▶ [What to do]:
Can you pull out each line of the data below that includes the word "accent"?

▶ [Data rows]:
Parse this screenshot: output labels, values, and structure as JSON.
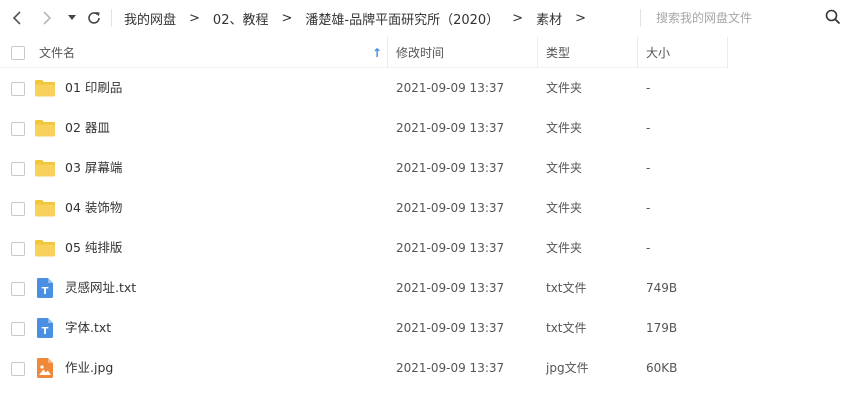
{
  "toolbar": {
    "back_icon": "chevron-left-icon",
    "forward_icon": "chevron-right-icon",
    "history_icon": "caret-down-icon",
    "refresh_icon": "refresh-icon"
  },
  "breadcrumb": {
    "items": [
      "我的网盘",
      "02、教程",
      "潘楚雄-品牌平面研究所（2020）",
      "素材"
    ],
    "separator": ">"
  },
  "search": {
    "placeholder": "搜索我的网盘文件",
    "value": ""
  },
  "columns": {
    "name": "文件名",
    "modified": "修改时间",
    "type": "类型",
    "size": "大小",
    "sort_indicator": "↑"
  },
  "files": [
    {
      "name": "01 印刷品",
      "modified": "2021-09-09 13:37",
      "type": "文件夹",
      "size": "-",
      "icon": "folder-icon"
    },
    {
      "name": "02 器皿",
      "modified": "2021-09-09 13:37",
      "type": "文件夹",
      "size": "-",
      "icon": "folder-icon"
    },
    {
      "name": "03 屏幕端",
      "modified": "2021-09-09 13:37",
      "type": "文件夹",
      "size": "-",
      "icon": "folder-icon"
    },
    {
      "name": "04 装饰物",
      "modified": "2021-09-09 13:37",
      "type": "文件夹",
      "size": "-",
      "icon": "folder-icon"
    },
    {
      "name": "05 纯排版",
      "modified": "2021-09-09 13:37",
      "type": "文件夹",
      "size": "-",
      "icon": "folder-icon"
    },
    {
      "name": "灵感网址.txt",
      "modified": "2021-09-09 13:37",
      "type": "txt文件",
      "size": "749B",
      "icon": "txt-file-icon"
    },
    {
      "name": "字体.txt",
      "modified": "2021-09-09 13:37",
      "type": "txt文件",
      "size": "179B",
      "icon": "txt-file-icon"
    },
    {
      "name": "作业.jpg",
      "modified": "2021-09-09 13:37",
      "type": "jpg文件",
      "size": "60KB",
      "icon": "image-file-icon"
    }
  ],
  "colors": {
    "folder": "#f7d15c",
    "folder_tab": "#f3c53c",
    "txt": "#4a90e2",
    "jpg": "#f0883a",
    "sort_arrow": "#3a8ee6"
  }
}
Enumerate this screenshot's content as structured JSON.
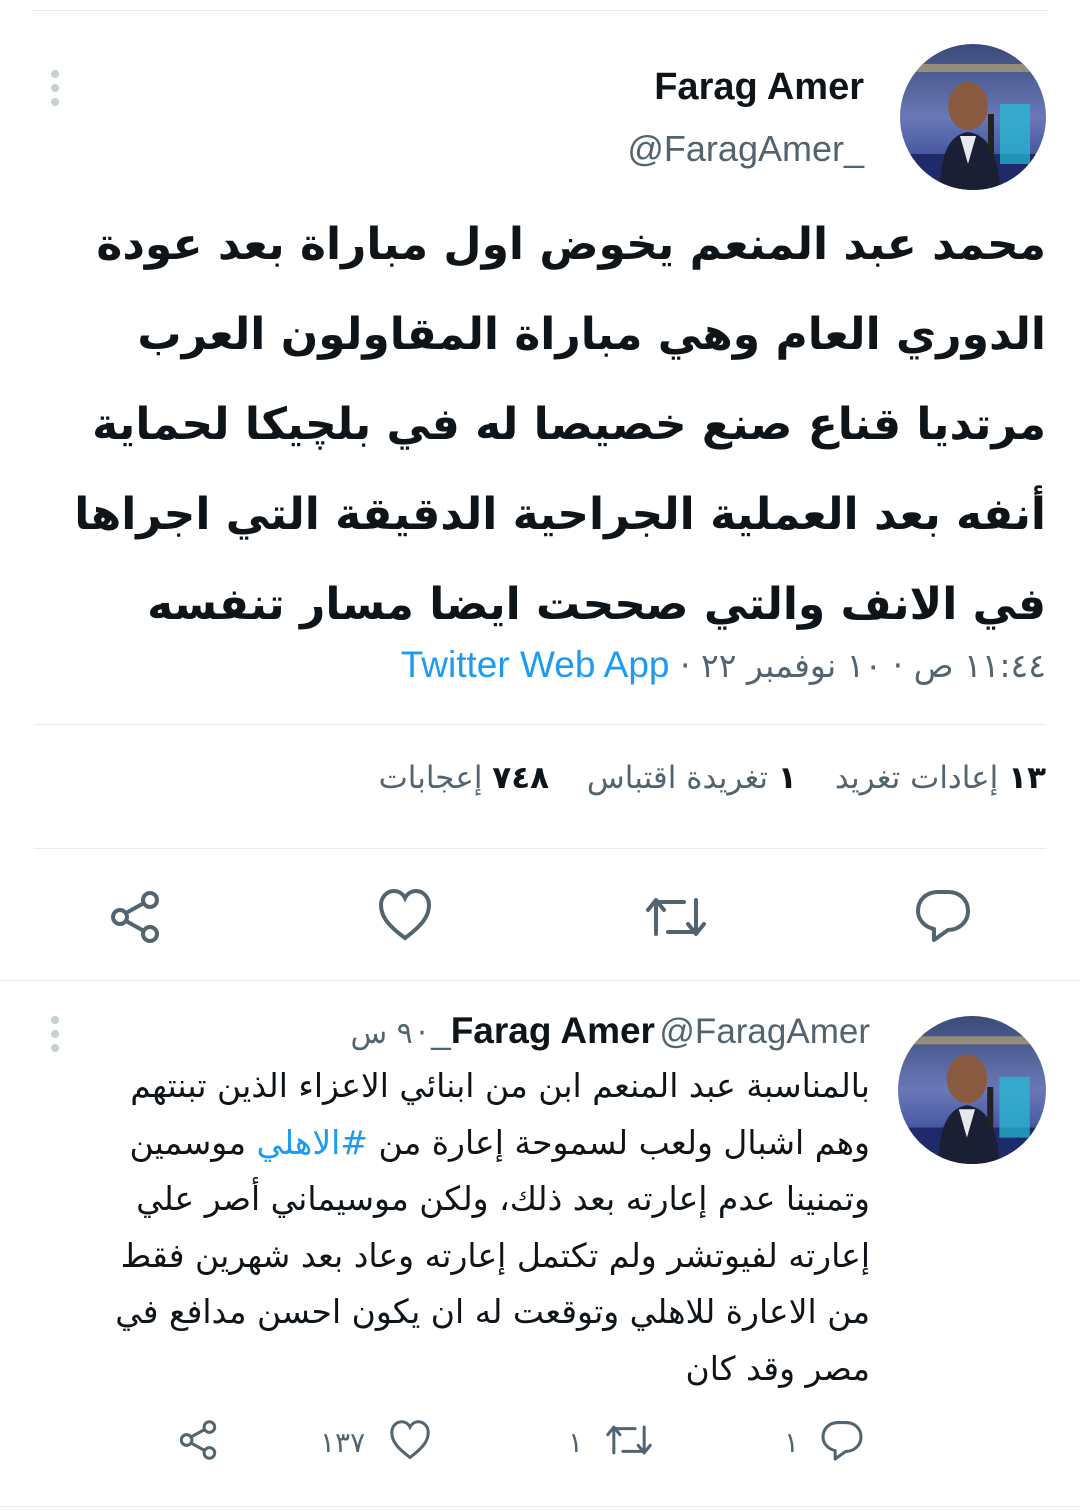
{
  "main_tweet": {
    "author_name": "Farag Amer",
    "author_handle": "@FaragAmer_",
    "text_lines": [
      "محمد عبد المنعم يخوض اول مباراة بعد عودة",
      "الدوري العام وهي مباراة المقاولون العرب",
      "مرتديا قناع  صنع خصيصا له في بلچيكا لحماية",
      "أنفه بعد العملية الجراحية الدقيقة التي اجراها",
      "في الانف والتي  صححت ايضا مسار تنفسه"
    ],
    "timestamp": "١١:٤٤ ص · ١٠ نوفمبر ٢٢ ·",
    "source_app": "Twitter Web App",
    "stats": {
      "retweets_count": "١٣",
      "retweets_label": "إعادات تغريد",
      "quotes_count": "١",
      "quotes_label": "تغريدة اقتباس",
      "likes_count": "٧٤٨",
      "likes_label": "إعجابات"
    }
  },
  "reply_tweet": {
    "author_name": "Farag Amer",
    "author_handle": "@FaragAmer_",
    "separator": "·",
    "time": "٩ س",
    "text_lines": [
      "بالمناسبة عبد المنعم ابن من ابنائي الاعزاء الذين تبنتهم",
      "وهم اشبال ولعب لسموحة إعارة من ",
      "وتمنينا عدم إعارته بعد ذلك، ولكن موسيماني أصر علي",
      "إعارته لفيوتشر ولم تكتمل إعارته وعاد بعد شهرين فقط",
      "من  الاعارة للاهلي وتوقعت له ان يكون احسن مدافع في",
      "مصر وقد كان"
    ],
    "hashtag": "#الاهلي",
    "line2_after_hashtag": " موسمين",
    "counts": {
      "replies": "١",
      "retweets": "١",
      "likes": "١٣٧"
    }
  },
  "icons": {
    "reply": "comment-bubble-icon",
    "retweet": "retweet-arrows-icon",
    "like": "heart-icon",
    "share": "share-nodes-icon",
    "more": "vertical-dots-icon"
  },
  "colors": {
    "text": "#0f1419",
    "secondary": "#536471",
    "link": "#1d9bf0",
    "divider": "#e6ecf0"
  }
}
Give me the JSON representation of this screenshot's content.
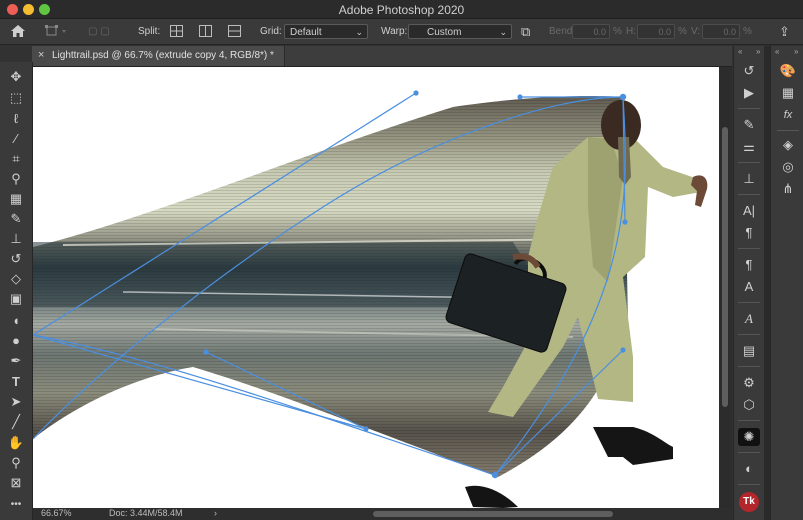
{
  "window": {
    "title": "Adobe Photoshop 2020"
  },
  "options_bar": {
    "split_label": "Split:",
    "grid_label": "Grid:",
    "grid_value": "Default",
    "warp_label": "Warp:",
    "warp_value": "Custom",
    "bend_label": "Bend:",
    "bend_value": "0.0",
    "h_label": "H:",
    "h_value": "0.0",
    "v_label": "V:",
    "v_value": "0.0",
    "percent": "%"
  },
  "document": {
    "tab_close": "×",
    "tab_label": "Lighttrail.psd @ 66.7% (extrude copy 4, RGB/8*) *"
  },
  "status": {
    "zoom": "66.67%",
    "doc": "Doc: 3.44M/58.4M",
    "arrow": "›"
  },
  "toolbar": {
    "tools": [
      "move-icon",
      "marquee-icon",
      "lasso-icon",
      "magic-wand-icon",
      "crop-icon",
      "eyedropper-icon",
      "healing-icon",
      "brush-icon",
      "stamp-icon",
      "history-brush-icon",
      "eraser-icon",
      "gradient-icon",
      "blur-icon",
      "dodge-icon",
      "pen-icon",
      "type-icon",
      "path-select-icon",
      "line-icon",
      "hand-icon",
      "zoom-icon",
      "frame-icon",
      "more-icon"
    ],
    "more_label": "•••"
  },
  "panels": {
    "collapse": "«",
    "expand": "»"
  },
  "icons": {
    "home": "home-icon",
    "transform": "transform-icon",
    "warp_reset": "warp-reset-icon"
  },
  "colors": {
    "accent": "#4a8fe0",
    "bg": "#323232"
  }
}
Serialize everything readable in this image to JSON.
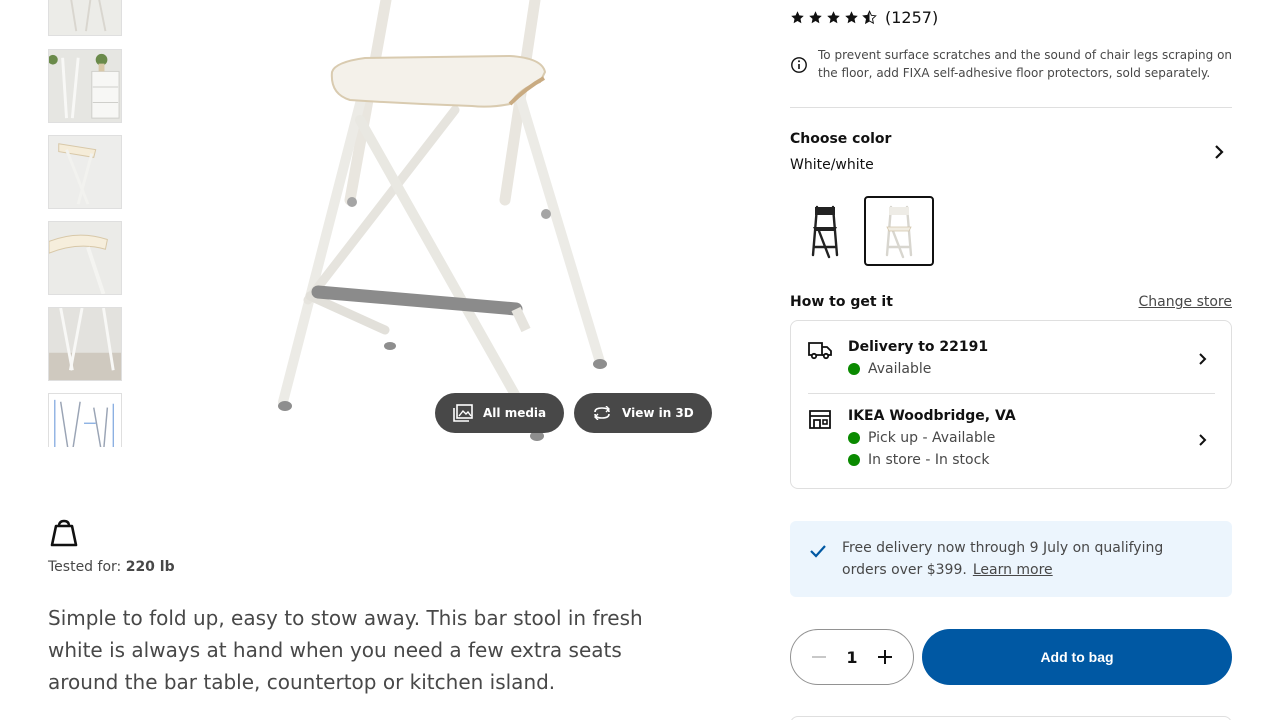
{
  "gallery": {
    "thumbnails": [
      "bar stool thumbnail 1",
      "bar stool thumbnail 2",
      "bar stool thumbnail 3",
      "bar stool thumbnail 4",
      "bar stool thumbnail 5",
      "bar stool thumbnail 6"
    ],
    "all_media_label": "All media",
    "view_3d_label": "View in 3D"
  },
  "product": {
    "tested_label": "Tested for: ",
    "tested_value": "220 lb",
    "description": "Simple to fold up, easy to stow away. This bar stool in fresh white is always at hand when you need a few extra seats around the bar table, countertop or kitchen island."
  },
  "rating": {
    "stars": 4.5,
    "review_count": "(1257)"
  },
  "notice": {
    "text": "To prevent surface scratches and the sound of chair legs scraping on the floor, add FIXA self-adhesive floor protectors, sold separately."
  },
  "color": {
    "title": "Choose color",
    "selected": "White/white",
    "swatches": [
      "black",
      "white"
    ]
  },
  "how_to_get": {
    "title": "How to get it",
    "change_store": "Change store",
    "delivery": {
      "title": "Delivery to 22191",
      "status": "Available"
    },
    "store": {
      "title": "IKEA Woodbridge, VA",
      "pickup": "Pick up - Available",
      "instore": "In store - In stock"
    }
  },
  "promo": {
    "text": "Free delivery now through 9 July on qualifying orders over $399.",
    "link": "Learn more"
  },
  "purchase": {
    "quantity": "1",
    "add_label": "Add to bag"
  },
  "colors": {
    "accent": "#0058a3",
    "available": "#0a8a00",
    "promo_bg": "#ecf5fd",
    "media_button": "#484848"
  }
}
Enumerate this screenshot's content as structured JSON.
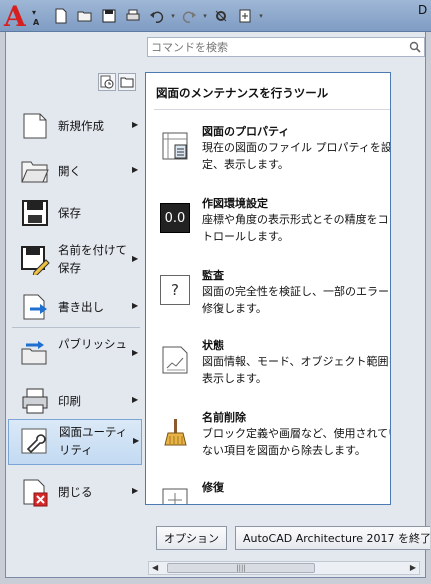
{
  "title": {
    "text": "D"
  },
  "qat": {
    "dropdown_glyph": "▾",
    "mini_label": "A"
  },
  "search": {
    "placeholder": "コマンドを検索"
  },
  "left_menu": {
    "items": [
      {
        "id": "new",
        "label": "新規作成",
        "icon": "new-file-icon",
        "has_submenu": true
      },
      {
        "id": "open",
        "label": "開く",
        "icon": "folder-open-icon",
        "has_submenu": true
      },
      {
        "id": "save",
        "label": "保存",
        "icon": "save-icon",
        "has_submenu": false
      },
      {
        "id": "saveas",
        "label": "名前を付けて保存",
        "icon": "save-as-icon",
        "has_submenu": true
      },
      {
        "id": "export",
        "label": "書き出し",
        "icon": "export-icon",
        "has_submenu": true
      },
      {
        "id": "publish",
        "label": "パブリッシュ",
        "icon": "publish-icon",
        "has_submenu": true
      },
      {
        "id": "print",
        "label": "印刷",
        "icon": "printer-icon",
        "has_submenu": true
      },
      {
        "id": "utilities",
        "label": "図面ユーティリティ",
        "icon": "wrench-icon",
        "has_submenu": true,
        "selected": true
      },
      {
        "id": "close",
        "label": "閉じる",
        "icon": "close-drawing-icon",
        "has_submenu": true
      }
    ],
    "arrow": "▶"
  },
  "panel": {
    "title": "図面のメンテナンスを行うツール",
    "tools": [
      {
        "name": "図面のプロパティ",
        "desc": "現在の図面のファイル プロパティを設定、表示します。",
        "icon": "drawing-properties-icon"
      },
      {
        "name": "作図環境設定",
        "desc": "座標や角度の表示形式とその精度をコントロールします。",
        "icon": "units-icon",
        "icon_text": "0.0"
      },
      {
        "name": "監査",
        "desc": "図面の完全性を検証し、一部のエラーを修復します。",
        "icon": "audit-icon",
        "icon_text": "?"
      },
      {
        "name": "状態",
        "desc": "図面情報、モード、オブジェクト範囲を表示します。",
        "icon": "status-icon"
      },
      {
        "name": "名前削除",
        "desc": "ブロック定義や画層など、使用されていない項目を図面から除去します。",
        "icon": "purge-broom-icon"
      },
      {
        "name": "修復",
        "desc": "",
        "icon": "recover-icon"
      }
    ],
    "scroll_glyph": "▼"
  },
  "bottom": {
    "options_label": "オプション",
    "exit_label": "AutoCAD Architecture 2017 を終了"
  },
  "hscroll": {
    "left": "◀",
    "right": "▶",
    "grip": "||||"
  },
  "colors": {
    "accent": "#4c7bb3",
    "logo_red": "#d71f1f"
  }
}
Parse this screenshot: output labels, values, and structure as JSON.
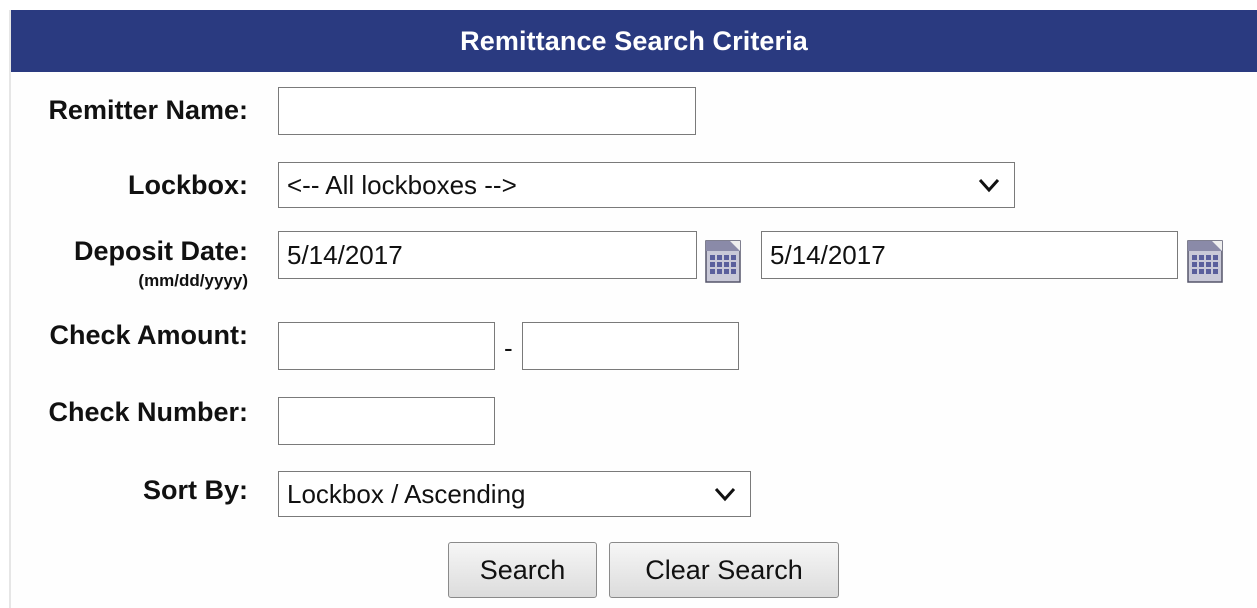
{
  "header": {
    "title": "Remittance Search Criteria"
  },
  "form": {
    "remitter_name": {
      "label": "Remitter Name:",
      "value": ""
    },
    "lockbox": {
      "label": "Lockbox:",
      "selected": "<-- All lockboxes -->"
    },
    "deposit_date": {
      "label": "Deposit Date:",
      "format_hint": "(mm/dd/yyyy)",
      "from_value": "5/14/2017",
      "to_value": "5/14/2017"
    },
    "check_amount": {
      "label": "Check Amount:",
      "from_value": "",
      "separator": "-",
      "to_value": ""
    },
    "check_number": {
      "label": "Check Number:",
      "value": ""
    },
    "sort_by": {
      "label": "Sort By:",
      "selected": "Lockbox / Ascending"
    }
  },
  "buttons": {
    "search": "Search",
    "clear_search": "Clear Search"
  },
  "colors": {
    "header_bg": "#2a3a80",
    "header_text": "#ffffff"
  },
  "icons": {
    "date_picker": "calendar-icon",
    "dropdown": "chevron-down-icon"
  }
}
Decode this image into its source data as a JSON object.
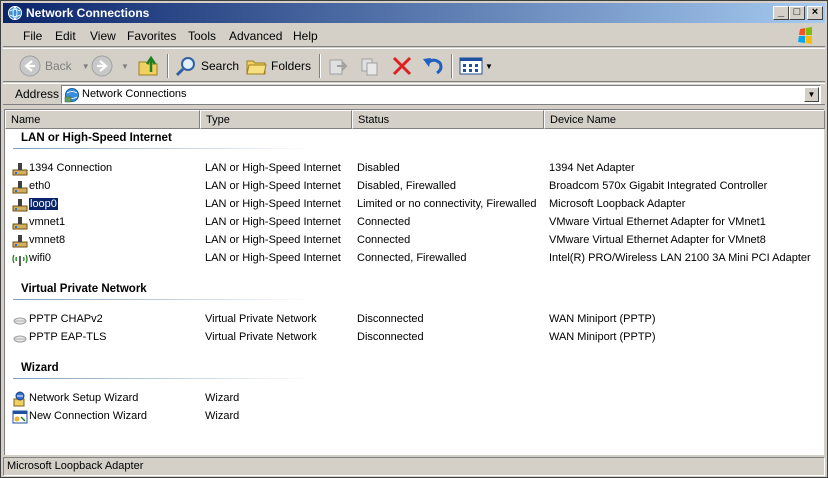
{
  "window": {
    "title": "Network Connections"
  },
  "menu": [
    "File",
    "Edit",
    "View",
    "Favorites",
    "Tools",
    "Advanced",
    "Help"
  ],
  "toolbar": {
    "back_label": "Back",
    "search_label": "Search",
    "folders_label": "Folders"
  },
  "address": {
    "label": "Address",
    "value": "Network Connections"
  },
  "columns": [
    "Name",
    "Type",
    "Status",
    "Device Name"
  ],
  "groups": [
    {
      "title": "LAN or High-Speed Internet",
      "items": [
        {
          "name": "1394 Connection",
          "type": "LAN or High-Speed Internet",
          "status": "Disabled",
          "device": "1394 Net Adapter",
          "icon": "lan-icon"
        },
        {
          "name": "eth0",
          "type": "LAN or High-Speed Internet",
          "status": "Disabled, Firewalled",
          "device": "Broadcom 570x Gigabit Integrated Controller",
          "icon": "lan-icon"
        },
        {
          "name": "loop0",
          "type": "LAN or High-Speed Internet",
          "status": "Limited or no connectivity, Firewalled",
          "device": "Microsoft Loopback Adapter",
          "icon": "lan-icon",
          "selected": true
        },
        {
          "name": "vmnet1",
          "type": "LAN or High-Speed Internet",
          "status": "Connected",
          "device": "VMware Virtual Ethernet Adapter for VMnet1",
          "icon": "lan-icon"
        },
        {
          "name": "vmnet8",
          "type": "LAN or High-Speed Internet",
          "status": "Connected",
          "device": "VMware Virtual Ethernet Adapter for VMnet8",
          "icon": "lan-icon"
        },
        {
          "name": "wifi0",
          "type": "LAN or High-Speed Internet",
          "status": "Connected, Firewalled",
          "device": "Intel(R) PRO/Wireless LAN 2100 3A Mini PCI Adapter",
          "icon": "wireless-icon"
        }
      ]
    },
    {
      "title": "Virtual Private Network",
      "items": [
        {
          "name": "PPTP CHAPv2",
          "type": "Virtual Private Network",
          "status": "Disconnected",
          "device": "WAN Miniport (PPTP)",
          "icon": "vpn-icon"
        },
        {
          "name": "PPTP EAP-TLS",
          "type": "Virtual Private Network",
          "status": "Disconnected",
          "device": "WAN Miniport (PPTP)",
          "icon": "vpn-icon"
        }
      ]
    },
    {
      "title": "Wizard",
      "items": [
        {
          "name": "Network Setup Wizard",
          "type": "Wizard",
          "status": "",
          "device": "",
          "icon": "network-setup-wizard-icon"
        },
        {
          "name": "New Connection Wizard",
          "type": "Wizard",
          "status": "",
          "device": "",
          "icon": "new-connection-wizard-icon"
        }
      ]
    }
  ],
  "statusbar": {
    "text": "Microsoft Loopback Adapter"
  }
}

▶ [Solution for this problem]:
    "accent": "#4a8fe0",
    "accent": "#0058a3",
    "accent": "#4c7bb3",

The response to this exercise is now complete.